[Extracted data entries]

_____

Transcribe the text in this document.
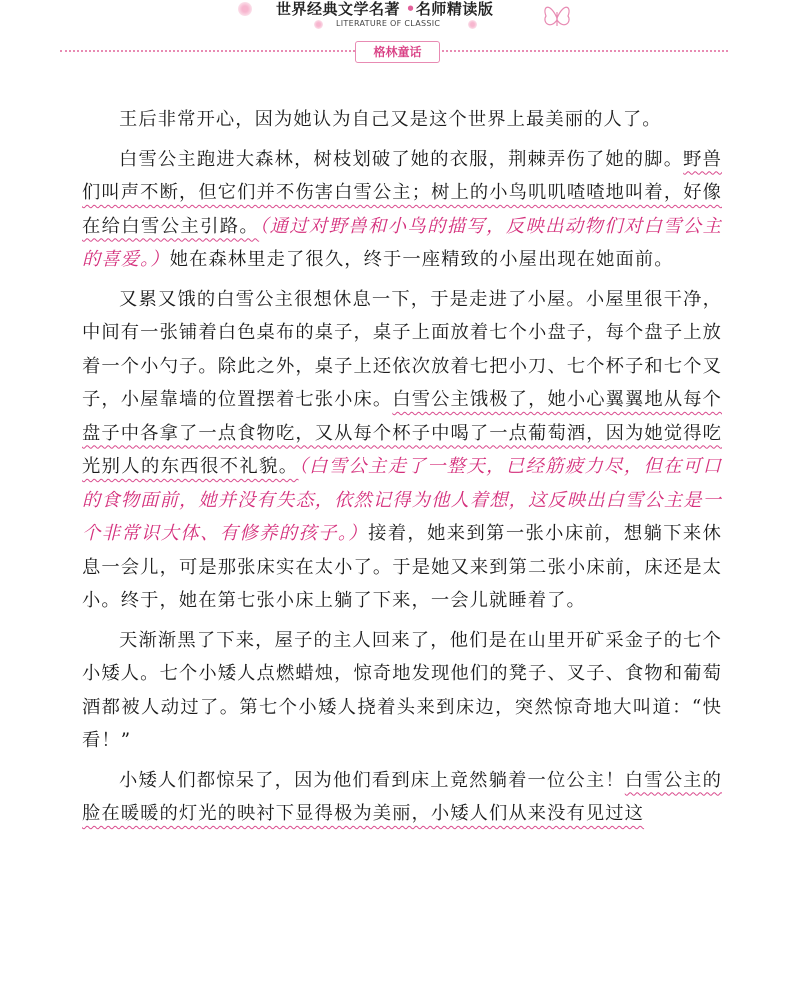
世界经典文学名著 •名师精读版
LITERATURE OF CLASSIC
格林童话

王后非常开心，因为她认为自己又是这个世界上最美丽的人了。

白雪公主跑进大森林，树枝划破了她的衣服，荆棘弄伤了她的脚。野兽们叫声不断，但它们并不伤害白雪公主；树上的小鸟叽叽喳喳地叫着，好像在给白雪公主引路。（通过对野兽和小鸟的描写，反映出动物们对白雪公主的喜爱。）她在森林里走了很久，终于一座精致的小屋出现在她面前。

又累又饿的白雪公主很想休息一下，于是走进了小屋。小屋里很干净，中间有一张铺着白色桌布的桌子，桌子上面放着七个小盘子，每个盘子上放着一个小勺子。除此之外，桌子上还依次放着七把小刀、七个杯子和七个叉子，小屋靠墙的位置摆着七张小床。白雪公主饿极了，她小心翼翼地从每个盘子中各拿了一点食物吃，又从每个杯子中喝了一点葡萄酒，因为她觉得吃光别人的东西很不礼貌。（白雪公主走了一整天，已经筋疲力尽，但在可口的食物面前，她并没有失态，依然记得为他人着想，这反映出白雪公主是一个非常识大体、有修养的孩子。）接着，她来到第一张小床前，想躺下来休息一会儿，可是那张床实在太小了。于是她又来到第二张小床前，床还是太小。终于，她在第七张小床上躺了下来，一会儿就睡着了。

天渐渐黑了下来，屋子的主人回来了，他们是在山里开矿采金子的七个小矮人。七个小矮人点燃蜡烛，惊奇地发现他们的凳子、叉子、食物和葡萄酒都被人动过了。第七个小矮人挠着头来到床边，突然惊奇地大叫道：“快看！”

小矮人们都惊呆了，因为他们看到床上竟然躺着一位公主！白雪公主的脸在暖暖的灯光的映衬下显得极为美丽，小矮人们从来没有见过这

_____

Job> Copy the data character for character, but drop all pictures from the copy.

Solution to the problem>
Transcribe the text in this document.
世界经典文学名著 •名师精读版
LITERATURE OF CLASSIC
格林童话

王后非常开心，因为她认为自己又是这个世界上最美丽的人了。

白雪公主跑进大森林，树枝划破了她的衣服，荆棘弄伤了她的脚。野兽们叫声不断，但它们并不伤害白雪公主；树上的小鸟叽叽喳喳地叫着，好像在给白雪公主引路。（通过对野兽和小鸟的描写，反映出动物们对白雪公主的喜爱。）她在森林里走了很久，终于一座精致的小屋出现在她面前。

又累又饿的白雪公主很想休息一下，于是走进了小屋。小屋里很干净，中间有一张铺着白色桌布的桌子，桌子上面放着七个小盘子，每个盘子上放着一个小勺子。除此之外，桌子上还依次放着七把小刀、七个杯子和七个叉子，小屋靠墙的位置摆着七张小床。白雪公主饿极了，她小心翼翼地从每个盘子中各拿了一点食物吃，又从每个杯子中喝了一点葡萄酒，因为她觉得吃光别人的东西很不礼貌。（白雪公主走了一整天，已经筋疲力尽，但在可口的食物面前，她并没有失态，依然记得为他人着想，这反映出白雪公主是一个非常识大体、有修养的孩子。）接着，她来到第一张小床前，想躺下来休息一会儿，可是那张床实在太小了。于是她又来到第二张小床前，床还是太小。终于，她在第七张小床上躺了下来，一会儿就睡着了。

天渐渐黑了下来，屋子的主人回来了，他们是在山里开矿采金子的七个小矮人。七个小矮人点燃蜡烛，惊奇地发现他们的凳子、叉子、食物和葡萄酒都被人动过了。第七个小矮人挠着头来到床边，突然惊奇地大叫道：“快看！”

小矮人们都惊呆了，因为他们看到床上竟然躺着一位公主！白雪公主的脸在暖暖的灯光的映衬下显得极为美丽，小矮人们从来没有见过这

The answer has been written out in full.